Stated task
Copy down all of the data underneath, exactly as shown.

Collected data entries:
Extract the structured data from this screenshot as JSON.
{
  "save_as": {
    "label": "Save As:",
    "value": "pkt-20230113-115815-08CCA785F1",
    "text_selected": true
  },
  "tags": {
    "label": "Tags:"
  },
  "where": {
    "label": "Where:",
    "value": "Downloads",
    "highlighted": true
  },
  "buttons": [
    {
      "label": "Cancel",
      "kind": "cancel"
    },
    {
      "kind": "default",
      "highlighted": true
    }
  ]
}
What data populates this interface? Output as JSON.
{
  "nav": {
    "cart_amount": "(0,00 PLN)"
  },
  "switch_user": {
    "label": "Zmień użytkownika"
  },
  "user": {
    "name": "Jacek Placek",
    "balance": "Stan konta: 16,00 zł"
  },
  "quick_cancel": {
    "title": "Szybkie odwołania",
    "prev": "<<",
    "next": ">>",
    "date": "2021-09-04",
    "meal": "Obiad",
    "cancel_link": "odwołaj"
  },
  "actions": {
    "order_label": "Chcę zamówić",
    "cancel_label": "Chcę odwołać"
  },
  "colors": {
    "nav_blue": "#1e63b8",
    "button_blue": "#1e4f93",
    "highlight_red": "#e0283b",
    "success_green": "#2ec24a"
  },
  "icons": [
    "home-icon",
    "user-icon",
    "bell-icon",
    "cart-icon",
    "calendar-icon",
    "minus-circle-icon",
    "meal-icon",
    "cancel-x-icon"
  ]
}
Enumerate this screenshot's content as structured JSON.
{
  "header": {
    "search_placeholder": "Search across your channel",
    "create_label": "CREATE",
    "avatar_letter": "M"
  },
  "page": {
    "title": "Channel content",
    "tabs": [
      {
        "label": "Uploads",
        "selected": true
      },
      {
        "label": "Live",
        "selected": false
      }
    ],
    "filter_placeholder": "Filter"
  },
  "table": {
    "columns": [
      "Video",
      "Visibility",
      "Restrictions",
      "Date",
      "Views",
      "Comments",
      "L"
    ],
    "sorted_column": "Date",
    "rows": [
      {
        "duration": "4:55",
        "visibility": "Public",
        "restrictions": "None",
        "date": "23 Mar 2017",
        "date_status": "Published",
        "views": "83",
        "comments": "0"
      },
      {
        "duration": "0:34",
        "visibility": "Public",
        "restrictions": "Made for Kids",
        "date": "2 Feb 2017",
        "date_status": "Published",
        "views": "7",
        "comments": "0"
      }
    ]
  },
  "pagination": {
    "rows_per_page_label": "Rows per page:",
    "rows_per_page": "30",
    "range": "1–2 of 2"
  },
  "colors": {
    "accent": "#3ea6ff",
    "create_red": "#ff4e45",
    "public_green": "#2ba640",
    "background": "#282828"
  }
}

The reply
Extract the structured data from this screenshot as JSON.
{
  "save_as": {
    "label": "Save As:",
    "value": "pkt-20230113-115815-08CCA785F1",
    "text_selected": true
  },
  "tags": {
    "label": "Tags:"
  },
  "where": {
    "label": "Where:",
    "value": "Downloads",
    "highlighted": true
  },
  "buttons": [
    {
      "label": "Cancel",
      "kind": "cancel"
    },
    {
      "kind": "default",
      "highlighted": true
    }
  ]
}
What data populates this interface? Output as JSON.
{
  "nav": {
    "cart_amount": "(0,00 PLN)"
  },
  "switch_user": {
    "label": "Zmień użytkownika"
  },
  "user": {
    "name": "Jacek Placek",
    "balance": "Stan konta: 16,00 zł"
  },
  "quick_cancel": {
    "title": "Szybkie odwołania",
    "prev": "<<",
    "next": ">>",
    "date": "2021-09-04",
    "meal": "Obiad",
    "cancel_link": "odwołaj"
  },
  "actions": {
    "order_label": "Chcę zamówić",
    "cancel_label": "Chcę odwołać"
  },
  "colors": {
    "nav_blue": "#1e63b8",
    "button_blue": "#1e4f93",
    "highlight_red": "#e0283b",
    "success_green": "#2ec24a"
  },
  "icons": [
    "home-icon",
    "user-icon",
    "bell-icon",
    "cart-icon",
    "calendar-icon",
    "minus-circle-icon",
    "meal-icon",
    "cancel-x-icon"
  ]
}
Enumerate this screenshot's content as structured JSON.
{
  "header": {
    "search_placeholder": "Search across your channel",
    "create_label": "CREATE",
    "avatar_letter": "M"
  },
  "page": {
    "title": "Channel content",
    "tabs": [
      {
        "label": "Uploads",
        "selected": true
      },
      {
        "label": "Live",
        "selected": false
      }
    ],
    "filter_placeholder": "Filter"
  },
  "table": {
    "columns": [
      "Video",
      "Visibility",
      "Restrictions",
      "Date",
      "Views",
      "Comments",
      "L"
    ],
    "sorted_column": "Date",
    "rows": [
      {
        "duration": "4:55",
        "visibility": "Public",
        "restrictions": "None",
        "date": "23 Mar 2017",
        "date_status": "Published",
        "views": "83",
        "comments": "0"
      },
      {
        "duration": "0:34",
        "visibility": "Public",
        "restrictions": "Made for Kids",
        "date": "2 Feb 2017",
        "date_status": "Published",
        "views": "7",
        "comments": "0"
      }
    ]
  },
  "pagination": {
    "rows_per_page_label": "Rows per page:",
    "rows_per_page": "30",
    "range": "1–2 of 2"
  },
  "colors": {
    "accent": "#3ea6ff",
    "create_red": "#ff4e45",
    "public_green": "#2ba640",
    "background": "#282828"
  }
}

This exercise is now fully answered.